EXERCISE GOAL: Filter the entries below, keeping every line that has the word "Under".
[Begin DATA PROVIDED]
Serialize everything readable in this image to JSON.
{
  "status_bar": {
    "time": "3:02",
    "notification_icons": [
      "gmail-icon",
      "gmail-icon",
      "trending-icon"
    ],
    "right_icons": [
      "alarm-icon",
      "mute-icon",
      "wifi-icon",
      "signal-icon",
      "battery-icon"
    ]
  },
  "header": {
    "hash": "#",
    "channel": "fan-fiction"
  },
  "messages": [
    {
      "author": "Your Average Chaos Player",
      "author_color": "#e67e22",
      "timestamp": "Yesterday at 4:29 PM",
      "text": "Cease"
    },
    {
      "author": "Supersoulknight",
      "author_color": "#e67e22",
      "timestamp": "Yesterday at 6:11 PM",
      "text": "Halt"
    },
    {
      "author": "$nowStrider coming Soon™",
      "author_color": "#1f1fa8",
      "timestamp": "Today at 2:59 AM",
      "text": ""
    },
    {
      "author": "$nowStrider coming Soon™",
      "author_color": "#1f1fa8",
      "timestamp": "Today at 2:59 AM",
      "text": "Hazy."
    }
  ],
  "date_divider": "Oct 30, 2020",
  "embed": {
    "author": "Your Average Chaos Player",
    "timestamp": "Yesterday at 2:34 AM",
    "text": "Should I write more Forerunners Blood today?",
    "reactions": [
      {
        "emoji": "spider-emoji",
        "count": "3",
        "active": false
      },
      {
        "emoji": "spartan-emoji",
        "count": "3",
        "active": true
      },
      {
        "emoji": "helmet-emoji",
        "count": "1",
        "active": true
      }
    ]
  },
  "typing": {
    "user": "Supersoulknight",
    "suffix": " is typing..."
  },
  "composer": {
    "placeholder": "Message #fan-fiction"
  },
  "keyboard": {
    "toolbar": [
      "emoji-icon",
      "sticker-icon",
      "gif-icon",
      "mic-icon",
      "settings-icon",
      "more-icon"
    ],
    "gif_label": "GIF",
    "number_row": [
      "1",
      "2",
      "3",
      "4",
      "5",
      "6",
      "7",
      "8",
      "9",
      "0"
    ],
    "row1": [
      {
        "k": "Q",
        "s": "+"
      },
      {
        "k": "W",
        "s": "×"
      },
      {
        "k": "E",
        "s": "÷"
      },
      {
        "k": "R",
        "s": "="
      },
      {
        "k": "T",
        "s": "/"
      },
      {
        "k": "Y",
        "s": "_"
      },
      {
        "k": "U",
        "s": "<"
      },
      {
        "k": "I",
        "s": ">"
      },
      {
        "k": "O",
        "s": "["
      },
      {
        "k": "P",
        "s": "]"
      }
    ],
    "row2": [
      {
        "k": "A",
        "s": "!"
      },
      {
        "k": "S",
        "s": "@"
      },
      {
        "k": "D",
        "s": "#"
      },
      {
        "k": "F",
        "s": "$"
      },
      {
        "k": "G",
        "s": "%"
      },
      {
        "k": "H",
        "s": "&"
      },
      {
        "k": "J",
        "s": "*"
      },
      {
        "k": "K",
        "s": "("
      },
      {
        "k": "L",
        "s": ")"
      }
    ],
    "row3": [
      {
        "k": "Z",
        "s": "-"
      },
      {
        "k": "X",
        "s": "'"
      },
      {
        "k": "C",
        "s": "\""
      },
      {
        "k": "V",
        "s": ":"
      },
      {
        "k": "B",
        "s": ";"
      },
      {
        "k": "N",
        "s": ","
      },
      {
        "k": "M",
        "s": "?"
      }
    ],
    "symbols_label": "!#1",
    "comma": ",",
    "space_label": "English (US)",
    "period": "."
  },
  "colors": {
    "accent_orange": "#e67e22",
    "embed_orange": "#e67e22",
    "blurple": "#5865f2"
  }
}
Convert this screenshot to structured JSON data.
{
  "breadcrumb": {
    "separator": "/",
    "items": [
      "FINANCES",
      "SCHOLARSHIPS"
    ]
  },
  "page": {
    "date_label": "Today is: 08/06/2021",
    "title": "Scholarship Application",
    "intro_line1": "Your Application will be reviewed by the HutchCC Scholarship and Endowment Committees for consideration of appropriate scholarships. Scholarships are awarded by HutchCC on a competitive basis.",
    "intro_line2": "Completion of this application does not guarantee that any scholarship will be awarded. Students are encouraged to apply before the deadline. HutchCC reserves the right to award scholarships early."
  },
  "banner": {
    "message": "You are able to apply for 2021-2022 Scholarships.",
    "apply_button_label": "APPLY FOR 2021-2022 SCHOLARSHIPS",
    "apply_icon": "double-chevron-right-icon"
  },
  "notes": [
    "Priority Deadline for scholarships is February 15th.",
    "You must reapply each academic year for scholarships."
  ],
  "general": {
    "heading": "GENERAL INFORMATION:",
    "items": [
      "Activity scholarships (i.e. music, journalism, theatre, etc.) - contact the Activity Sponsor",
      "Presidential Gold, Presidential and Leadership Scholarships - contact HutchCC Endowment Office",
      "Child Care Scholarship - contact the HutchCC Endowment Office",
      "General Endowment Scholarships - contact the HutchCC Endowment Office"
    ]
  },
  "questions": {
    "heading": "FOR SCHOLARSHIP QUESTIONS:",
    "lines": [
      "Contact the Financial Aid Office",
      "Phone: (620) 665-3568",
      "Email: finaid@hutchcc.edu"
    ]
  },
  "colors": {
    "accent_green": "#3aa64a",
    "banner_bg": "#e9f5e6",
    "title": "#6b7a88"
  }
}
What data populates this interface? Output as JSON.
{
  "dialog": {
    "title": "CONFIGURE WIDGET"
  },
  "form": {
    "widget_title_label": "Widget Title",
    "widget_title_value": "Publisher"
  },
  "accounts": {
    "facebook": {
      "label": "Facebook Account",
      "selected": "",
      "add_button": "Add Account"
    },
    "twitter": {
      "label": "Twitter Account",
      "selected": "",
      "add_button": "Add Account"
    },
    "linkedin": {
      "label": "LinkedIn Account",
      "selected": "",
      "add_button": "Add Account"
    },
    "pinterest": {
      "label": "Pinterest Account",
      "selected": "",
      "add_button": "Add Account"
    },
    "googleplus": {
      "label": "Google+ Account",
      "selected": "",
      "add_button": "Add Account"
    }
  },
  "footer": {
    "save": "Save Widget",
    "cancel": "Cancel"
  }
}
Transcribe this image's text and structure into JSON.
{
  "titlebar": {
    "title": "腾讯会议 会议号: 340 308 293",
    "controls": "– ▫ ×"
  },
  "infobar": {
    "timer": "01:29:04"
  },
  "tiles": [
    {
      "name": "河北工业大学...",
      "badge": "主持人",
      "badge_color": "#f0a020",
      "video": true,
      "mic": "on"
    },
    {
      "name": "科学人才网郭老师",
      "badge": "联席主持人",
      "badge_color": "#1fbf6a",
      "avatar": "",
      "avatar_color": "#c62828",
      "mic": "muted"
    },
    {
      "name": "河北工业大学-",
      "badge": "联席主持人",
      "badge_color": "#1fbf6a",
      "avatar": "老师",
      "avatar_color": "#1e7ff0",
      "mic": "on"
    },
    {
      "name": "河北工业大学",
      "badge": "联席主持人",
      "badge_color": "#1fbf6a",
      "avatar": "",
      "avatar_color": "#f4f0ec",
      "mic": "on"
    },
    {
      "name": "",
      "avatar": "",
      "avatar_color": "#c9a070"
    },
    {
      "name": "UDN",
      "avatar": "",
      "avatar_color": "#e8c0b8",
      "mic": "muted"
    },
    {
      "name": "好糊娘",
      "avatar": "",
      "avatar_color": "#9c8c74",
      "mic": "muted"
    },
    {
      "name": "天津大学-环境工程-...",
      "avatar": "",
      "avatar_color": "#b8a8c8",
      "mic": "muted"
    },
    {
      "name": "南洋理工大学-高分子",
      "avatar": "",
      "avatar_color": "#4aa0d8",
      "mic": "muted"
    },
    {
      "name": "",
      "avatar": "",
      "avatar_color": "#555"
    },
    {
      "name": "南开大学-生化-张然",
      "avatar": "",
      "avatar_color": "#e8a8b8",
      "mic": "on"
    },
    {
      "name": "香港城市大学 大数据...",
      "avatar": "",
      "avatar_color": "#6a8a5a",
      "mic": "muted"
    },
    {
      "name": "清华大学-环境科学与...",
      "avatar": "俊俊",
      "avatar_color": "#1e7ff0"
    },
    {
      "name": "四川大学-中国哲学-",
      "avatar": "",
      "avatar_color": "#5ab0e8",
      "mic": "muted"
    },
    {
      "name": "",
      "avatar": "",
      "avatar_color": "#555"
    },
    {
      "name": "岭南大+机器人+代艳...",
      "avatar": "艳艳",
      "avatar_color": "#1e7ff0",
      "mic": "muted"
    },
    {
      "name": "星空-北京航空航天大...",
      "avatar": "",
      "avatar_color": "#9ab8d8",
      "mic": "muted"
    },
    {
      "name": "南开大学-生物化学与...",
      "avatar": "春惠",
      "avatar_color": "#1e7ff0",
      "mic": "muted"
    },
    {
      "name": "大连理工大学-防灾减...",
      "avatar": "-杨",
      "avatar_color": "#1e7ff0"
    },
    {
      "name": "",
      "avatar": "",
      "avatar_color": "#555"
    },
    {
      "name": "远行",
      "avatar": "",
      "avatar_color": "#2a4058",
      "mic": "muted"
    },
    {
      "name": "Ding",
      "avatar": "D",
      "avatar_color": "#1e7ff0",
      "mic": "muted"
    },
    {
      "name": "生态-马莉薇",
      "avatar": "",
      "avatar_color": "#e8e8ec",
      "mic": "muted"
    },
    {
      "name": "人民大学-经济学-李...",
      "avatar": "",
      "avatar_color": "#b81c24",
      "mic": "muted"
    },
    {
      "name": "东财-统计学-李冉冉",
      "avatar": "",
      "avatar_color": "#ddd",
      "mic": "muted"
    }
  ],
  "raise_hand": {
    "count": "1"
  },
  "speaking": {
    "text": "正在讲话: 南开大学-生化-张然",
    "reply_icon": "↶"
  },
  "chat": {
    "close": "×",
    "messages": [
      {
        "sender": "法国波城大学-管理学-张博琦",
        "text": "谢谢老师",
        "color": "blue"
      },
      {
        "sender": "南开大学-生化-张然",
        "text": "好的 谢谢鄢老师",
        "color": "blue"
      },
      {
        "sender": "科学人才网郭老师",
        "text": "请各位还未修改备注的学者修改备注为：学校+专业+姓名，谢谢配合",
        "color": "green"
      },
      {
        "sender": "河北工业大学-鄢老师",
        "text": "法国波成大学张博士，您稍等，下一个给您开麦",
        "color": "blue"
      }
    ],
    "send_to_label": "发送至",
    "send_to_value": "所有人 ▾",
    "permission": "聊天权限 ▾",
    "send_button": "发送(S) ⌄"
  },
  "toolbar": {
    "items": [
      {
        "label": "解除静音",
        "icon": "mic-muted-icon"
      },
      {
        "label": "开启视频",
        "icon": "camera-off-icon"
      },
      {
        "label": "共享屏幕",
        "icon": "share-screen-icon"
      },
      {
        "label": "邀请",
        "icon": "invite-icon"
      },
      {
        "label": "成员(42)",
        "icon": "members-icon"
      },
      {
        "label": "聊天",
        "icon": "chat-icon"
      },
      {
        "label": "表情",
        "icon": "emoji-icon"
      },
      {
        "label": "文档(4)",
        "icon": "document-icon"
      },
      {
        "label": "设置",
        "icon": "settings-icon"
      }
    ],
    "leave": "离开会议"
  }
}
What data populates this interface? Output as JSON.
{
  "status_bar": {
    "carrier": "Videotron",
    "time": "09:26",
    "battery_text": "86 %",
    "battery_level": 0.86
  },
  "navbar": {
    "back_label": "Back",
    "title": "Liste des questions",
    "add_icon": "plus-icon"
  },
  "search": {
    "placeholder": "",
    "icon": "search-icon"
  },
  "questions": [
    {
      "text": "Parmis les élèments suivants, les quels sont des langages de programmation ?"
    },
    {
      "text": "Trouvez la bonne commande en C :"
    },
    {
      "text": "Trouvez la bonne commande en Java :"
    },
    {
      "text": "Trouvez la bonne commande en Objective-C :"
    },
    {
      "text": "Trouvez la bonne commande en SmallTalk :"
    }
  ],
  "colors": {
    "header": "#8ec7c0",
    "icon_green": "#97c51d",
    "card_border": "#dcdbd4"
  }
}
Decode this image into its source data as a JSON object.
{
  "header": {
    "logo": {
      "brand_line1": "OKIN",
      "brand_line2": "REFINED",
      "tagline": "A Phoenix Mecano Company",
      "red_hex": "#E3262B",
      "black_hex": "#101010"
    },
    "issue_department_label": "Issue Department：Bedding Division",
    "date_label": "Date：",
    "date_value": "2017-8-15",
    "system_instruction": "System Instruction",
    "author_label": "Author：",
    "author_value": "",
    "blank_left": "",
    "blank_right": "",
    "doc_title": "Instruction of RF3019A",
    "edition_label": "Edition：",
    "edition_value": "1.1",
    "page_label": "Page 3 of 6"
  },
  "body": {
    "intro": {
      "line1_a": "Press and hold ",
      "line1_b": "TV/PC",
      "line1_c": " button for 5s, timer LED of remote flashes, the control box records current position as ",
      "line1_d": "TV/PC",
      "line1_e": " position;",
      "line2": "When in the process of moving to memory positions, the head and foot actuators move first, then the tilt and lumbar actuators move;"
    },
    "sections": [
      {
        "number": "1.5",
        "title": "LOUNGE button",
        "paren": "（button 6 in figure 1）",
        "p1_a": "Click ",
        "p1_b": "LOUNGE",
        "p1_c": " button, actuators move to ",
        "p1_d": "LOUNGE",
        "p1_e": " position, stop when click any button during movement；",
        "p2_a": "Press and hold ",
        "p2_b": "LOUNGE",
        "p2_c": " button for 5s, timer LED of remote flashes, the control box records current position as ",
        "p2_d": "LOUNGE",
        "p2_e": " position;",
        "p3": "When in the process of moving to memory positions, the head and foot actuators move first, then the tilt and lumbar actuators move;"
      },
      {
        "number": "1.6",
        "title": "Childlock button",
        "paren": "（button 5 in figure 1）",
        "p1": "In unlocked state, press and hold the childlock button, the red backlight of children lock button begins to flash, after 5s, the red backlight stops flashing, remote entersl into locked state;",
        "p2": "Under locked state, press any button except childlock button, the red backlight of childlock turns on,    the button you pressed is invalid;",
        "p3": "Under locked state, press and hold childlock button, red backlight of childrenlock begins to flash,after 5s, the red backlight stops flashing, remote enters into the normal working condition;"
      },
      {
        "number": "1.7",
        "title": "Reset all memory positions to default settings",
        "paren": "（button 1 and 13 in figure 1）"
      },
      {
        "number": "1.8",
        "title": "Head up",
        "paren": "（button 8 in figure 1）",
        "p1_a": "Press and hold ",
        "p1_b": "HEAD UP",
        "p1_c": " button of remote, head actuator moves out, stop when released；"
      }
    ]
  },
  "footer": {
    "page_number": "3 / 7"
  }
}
[End DATA PROVIDED]
EXERCISE ANSWER:
        "p2": "Under locked state, press any button except childlock button, the red backlight of childlock turns on,    the button you pressed is invalid;",
        "p3": "Under locked state, press and hold childlock button, red backlight of childrenlock begins to flash,after 5s, the red backlight stops flashing, remote enters into the normal working condition;"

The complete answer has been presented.